**Source data:**
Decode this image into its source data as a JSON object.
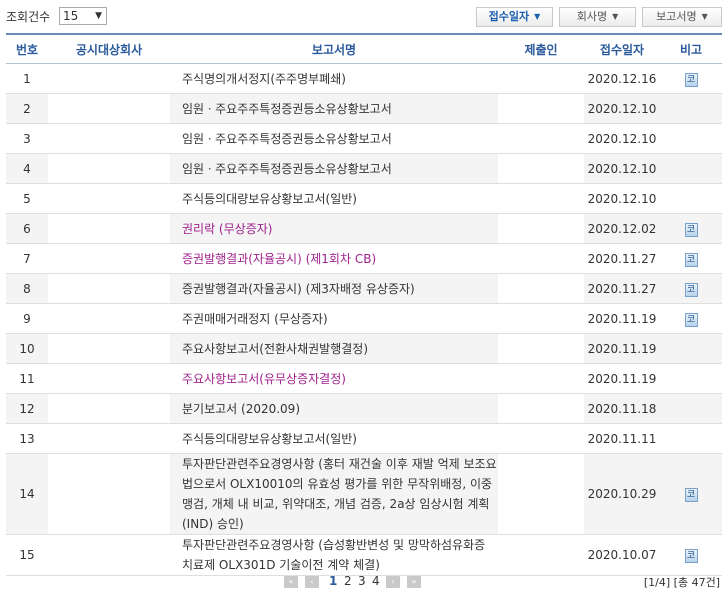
{
  "toolbar": {
    "count_label": "조회건수",
    "count_value": "15",
    "sort_buttons": [
      {
        "label": "접수일자",
        "active": true
      },
      {
        "label": "회사명",
        "active": false
      },
      {
        "label": "보고서명",
        "active": false
      }
    ]
  },
  "table": {
    "headers": {
      "no": "번호",
      "company": "공시대상회사",
      "report": "보고서명",
      "submitter": "제출인",
      "date": "접수일자",
      "note": "비고"
    },
    "note_icon_text": "코",
    "rows": [
      {
        "no": "1",
        "report": "주식명의개서정지(주주명부폐쇄)",
        "date": "2020.12.16",
        "note": true,
        "purple": false
      },
      {
        "no": "2",
        "report": "임원ㆍ주요주주특정증권등소유상황보고서",
        "date": "2020.12.10",
        "note": false,
        "purple": false
      },
      {
        "no": "3",
        "report": "임원ㆍ주요주주특정증권등소유상황보고서",
        "date": "2020.12.10",
        "note": false,
        "purple": false
      },
      {
        "no": "4",
        "report": "임원ㆍ주요주주특정증권등소유상황보고서",
        "date": "2020.12.10",
        "note": false,
        "purple": false
      },
      {
        "no": "5",
        "report": "주식등의대량보유상황보고서(일반)",
        "date": "2020.12.10",
        "note": false,
        "purple": false
      },
      {
        "no": "6",
        "report": "권리락 (무상증자)",
        "date": "2020.12.02",
        "note": true,
        "purple": true
      },
      {
        "no": "7",
        "report": "증권발행결과(자율공시) (제1회차 CB)",
        "date": "2020.11.27",
        "note": true,
        "purple": true
      },
      {
        "no": "8",
        "report": "증권발행결과(자율공시) (제3자배정 유상증자)",
        "date": "2020.11.27",
        "note": true,
        "purple": false
      },
      {
        "no": "9",
        "report": "주권매매거래정지 (무상증자)",
        "date": "2020.11.19",
        "note": true,
        "purple": false
      },
      {
        "no": "10",
        "report": "주요사항보고서(전환사채권발행결정)",
        "date": "2020.11.19",
        "note": false,
        "purple": false
      },
      {
        "no": "11",
        "report": "주요사항보고서(유무상증자결정)",
        "date": "2020.11.19",
        "note": false,
        "purple": true
      },
      {
        "no": "12",
        "report": "분기보고서 (2020.09)",
        "date": "2020.11.18",
        "note": false,
        "purple": false
      },
      {
        "no": "13",
        "report": "주식등의대량보유상황보고서(일반)",
        "date": "2020.11.11",
        "note": false,
        "purple": false
      },
      {
        "no": "14",
        "report": "투자판단관련주요경영사항 (홍터 재건술 이후 재발 억제 보조요법으로서 OLX10010의 유효성 평가를 위한 무작위배정, 이중 맹검, 개체 내 비교, 위약대조, 개념 검증, 2a상 임상시험 계획(IND) 승인)",
        "date": "2020.10.29",
        "note": true,
        "purple": false
      },
      {
        "no": "15",
        "report": "투자판단관련주요경영사항 (습성황반변성 및 망막하섬유화증 치료제 OLX301D 기술이전 계약 체결)",
        "date": "2020.10.07",
        "note": true,
        "purple": false
      }
    ]
  },
  "pager": {
    "first": "«",
    "prev": "‹",
    "pages": [
      "1",
      "2",
      "3",
      "4"
    ],
    "current": "1",
    "next": "›",
    "last": "»",
    "summary": "[1/4] [총 47건]"
  },
  "colors": {
    "header_text": "#2a5a9c",
    "purple_link": "#a0208c",
    "stripe": "#f4f4f4"
  }
}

**Task brief:**
Output the records above exactly; leave out the pictures.

**Finished exercise:**
Decode this image into its source data as a JSON object.
{
  "toolbar": {
    "count_label": "조회건수",
    "count_value": "15",
    "sort_buttons": [
      {
        "label": "접수일자",
        "active": true
      },
      {
        "label": "회사명",
        "active": false
      },
      {
        "label": "보고서명",
        "active": false
      }
    ]
  },
  "table": {
    "headers": {
      "no": "번호",
      "company": "공시대상회사",
      "report": "보고서명",
      "submitter": "제출인",
      "date": "접수일자",
      "note": "비고"
    },
    "note_icon_text": "코",
    "rows": [
      {
        "no": "1",
        "report": "주식명의개서정지(주주명부폐쇄)",
        "date": "2020.12.16",
        "note": true,
        "purple": false
      },
      {
        "no": "2",
        "report": "임원ㆍ주요주주특정증권등소유상황보고서",
        "date": "2020.12.10",
        "note": false,
        "purple": false
      },
      {
        "no": "3",
        "report": "임원ㆍ주요주주특정증권등소유상황보고서",
        "date": "2020.12.10",
        "note": false,
        "purple": false
      },
      {
        "no": "4",
        "report": "임원ㆍ주요주주특정증권등소유상황보고서",
        "date": "2020.12.10",
        "note": false,
        "purple": false
      },
      {
        "no": "5",
        "report": "주식등의대량보유상황보고서(일반)",
        "date": "2020.12.10",
        "note": false,
        "purple": false
      },
      {
        "no": "6",
        "report": "권리락 (무상증자)",
        "date": "2020.12.02",
        "note": true,
        "purple": true
      },
      {
        "no": "7",
        "report": "증권발행결과(자율공시) (제1회차 CB)",
        "date": "2020.11.27",
        "note": true,
        "purple": true
      },
      {
        "no": "8",
        "report": "증권발행결과(자율공시) (제3자배정 유상증자)",
        "date": "2020.11.27",
        "note": true,
        "purple": false
      },
      {
        "no": "9",
        "report": "주권매매거래정지 (무상증자)",
        "date": "2020.11.19",
        "note": true,
        "purple": false
      },
      {
        "no": "10",
        "report": "주요사항보고서(전환사채권발행결정)",
        "date": "2020.11.19",
        "note": false,
        "purple": false
      },
      {
        "no": "11",
        "report": "주요사항보고서(유무상증자결정)",
        "date": "2020.11.19",
        "note": false,
        "purple": true
      },
      {
        "no": "12",
        "report": "분기보고서 (2020.09)",
        "date": "2020.11.18",
        "note": false,
        "purple": false
      },
      {
        "no": "13",
        "report": "주식등의대량보유상황보고서(일반)",
        "date": "2020.11.11",
        "note": false,
        "purple": false
      },
      {
        "no": "14",
        "report": "투자판단관련주요경영사항 (홍터 재건술 이후 재발 억제 보조요법으로서 OLX10010의 유효성 평가를 위한 무작위배정, 이중 맹검, 개체 내 비교, 위약대조, 개념 검증, 2a상 임상시험 계획(IND) 승인)",
        "date": "2020.10.29",
        "note": true,
        "purple": false
      },
      {
        "no": "15",
        "report": "투자판단관련주요경영사항 (습성황반변성 및 망막하섬유화증 치료제 OLX301D 기술이전 계약 체결)",
        "date": "2020.10.07",
        "note": true,
        "purple": false
      }
    ]
  },
  "pager": {
    "first": "«",
    "prev": "‹",
    "pages": [
      "1",
      "2",
      "3",
      "4"
    ],
    "current": "1",
    "next": "›",
    "last": "»",
    "summary": "[1/4] [총 47건]"
  },
  "colors": {
    "header_text": "#2a5a9c",
    "purple_link": "#a0208c",
    "stripe": "#f4f4f4"
  }
}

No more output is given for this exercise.